──────── SOURCE RECORDS

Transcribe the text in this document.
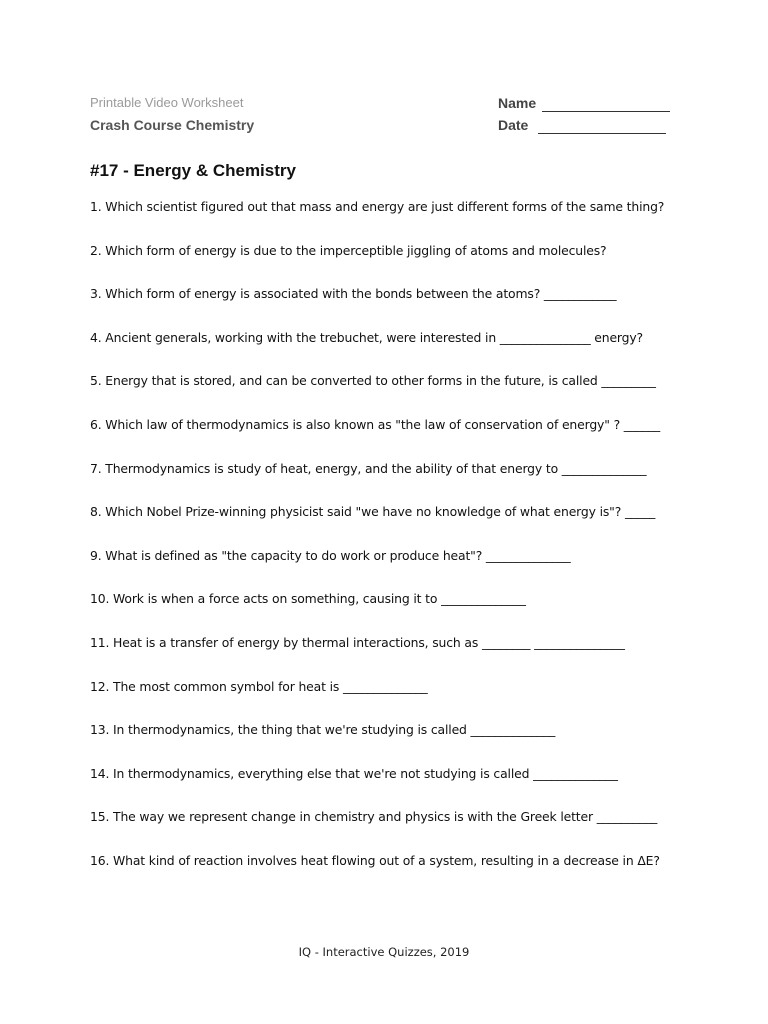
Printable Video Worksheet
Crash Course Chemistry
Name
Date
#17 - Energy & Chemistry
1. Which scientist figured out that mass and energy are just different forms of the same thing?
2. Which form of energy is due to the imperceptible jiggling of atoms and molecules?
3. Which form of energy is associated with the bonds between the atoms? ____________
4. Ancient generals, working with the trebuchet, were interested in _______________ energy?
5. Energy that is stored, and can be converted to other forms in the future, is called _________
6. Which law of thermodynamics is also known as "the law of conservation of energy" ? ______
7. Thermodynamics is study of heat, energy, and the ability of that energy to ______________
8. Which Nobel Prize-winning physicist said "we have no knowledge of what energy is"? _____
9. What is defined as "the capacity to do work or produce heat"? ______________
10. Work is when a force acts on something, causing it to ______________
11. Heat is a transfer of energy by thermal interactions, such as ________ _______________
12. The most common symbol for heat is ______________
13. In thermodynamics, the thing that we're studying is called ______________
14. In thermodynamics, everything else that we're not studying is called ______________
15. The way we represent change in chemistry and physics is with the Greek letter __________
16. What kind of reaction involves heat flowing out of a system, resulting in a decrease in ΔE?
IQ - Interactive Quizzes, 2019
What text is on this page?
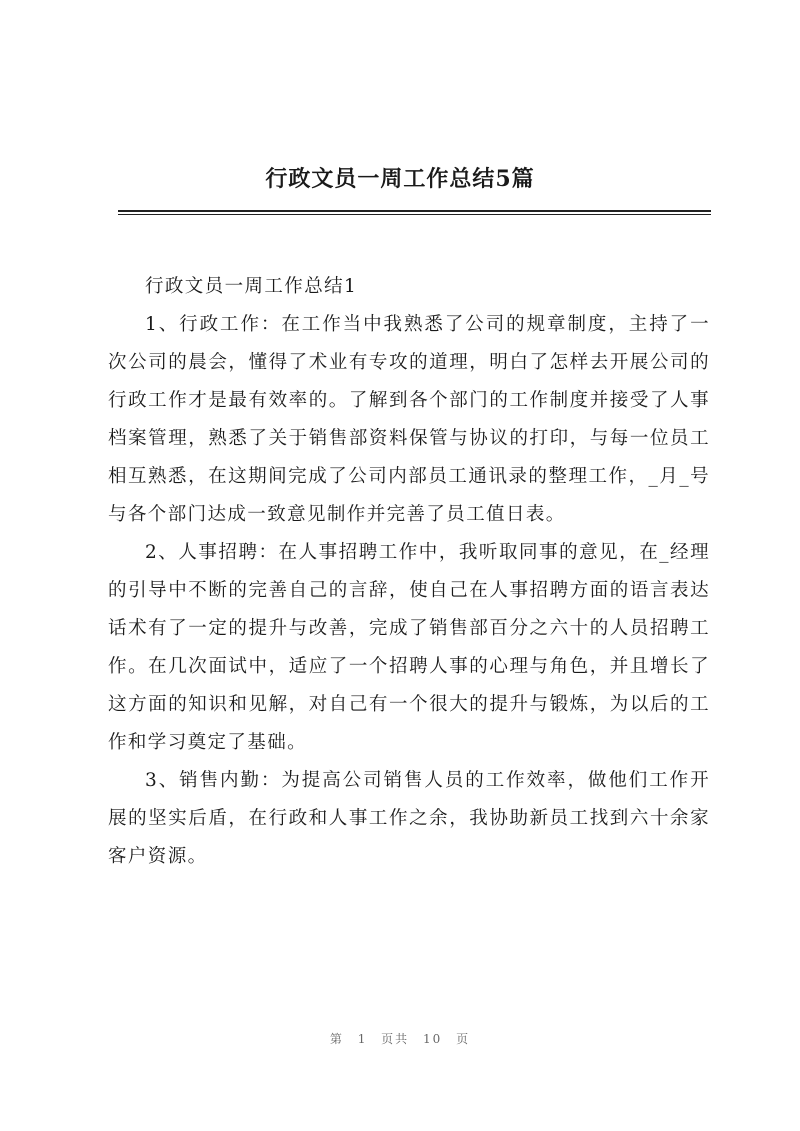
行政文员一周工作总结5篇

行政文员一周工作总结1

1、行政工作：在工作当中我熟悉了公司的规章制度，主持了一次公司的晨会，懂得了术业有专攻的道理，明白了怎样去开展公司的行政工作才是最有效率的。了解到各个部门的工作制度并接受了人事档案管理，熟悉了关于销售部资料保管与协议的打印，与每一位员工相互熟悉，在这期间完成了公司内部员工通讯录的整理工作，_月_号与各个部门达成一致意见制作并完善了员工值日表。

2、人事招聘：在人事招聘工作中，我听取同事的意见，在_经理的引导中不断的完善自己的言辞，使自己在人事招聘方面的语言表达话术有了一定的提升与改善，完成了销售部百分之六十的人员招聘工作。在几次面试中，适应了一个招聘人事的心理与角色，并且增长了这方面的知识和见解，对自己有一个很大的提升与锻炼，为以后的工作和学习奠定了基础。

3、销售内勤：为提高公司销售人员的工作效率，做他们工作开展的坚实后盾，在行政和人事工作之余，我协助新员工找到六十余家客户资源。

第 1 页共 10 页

────────────────

(WHAT IS REQUIRED):
Without the pictures, retype exactly the lines from the one that holds "What text is on this page?" to the last line of the data above, both of them included.

(RIGHT ANSWER):
What text is on this page?
行政文员一周工作总结5篇

行政文员一周工作总结1

1、行政工作：在工作当中我熟悉了公司的规章制度，主持了一次公司的晨会，懂得了术业有专攻的道理，明白了怎样去开展公司的行政工作才是最有效率的。了解到各个部门的工作制度并接受了人事档案管理，熟悉了关于销售部资料保管与协议的打印，与每一位员工相互熟悉，在这期间完成了公司内部员工通讯录的整理工作，_月_号与各个部门达成一致意见制作并完善了员工值日表。

2、人事招聘：在人事招聘工作中，我听取同事的意见，在_经理的引导中不断的完善自己的言辞，使自己在人事招聘方面的语言表达话术有了一定的提升与改善，完成了销售部百分之六十的人员招聘工作。在几次面试中，适应了一个招聘人事的心理与角色，并且增长了这方面的知识和见解，对自己有一个很大的提升与锻炼，为以后的工作和学习奠定了基础。

3、销售内勤：为提高公司销售人员的工作效率，做他们工作开展的坚实后盾，在行政和人事工作之余，我协助新员工找到六十余家客户资源。

第 1 页共 10 页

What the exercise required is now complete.